** start **
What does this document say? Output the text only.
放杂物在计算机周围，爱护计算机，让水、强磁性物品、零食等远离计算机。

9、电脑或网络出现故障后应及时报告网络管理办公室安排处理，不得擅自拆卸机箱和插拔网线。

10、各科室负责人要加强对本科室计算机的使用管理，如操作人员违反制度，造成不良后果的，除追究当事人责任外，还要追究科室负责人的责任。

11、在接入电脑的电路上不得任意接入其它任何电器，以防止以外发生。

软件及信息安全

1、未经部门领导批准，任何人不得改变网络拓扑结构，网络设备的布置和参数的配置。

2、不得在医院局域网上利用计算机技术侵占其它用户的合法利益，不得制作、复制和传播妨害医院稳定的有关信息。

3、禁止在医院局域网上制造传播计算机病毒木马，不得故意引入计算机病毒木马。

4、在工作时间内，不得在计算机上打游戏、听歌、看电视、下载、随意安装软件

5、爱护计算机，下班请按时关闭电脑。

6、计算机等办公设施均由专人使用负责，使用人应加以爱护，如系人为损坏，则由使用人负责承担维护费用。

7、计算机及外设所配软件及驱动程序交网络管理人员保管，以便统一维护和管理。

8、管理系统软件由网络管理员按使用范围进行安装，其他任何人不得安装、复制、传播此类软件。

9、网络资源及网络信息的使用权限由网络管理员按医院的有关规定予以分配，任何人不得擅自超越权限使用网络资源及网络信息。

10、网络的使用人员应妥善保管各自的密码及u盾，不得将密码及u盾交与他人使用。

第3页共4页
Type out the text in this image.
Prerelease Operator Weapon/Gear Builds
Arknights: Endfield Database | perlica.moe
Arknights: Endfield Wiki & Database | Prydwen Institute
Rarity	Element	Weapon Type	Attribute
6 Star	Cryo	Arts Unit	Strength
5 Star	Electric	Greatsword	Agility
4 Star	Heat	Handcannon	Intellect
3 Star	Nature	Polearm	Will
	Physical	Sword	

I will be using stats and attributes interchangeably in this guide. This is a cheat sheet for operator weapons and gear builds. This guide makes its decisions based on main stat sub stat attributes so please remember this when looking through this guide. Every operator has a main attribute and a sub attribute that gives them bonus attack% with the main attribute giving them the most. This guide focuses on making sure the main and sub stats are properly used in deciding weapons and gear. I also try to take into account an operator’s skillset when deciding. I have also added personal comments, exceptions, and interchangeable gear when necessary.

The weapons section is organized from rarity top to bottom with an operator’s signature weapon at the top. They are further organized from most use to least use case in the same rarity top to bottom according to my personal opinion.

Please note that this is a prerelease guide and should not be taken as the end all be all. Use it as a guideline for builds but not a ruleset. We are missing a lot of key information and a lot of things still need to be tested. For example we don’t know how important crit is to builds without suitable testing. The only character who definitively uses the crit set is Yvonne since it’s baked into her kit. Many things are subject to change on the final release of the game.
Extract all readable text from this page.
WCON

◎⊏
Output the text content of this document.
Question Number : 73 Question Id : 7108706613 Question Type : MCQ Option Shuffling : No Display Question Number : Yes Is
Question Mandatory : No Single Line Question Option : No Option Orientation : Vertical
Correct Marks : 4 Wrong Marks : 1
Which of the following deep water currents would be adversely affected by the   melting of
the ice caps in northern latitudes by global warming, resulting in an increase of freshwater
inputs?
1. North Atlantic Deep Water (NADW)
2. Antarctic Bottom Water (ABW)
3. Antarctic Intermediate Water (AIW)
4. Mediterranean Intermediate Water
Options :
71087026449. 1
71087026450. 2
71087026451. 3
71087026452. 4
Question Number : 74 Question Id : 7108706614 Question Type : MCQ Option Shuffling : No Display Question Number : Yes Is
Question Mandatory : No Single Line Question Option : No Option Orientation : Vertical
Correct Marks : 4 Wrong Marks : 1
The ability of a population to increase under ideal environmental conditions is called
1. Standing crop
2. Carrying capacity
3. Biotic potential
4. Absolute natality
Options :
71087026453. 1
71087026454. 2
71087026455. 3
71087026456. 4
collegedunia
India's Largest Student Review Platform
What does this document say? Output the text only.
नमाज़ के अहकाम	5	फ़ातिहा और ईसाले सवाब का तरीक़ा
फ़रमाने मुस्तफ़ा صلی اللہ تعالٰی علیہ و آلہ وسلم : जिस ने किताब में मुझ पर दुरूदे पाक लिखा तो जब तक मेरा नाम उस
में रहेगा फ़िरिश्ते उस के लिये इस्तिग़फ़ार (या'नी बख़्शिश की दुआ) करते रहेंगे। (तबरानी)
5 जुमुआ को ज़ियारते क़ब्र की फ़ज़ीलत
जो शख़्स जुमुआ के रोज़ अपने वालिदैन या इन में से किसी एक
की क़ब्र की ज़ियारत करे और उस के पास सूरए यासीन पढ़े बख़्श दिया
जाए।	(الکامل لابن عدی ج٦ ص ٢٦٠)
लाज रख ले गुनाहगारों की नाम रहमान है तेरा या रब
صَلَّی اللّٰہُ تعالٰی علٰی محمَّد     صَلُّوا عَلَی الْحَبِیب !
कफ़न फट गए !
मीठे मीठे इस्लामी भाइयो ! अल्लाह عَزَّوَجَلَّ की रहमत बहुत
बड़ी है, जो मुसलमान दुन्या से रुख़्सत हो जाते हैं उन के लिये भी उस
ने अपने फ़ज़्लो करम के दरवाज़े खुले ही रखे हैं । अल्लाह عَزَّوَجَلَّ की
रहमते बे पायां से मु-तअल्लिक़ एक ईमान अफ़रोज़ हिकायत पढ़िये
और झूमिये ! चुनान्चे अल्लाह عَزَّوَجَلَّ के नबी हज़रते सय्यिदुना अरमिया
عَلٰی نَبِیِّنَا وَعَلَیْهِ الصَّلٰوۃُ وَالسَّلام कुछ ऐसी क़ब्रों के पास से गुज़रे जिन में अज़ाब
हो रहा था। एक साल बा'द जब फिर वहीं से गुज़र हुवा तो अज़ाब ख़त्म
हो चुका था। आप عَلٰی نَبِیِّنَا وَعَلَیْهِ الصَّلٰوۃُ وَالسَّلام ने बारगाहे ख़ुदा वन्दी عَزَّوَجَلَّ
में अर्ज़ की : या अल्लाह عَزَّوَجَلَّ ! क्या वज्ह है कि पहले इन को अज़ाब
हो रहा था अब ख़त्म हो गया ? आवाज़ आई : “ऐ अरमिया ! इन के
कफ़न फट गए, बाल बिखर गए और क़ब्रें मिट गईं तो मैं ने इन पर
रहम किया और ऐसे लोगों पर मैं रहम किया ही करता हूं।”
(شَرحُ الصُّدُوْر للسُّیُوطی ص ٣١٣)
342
** end **
### Task requirements
Scan the data above; copy every line where "Antarctic" appears.

### Finished task
2. Antarctic Bottom Water (ABW)
3. Antarctic Intermediate Water (AIW)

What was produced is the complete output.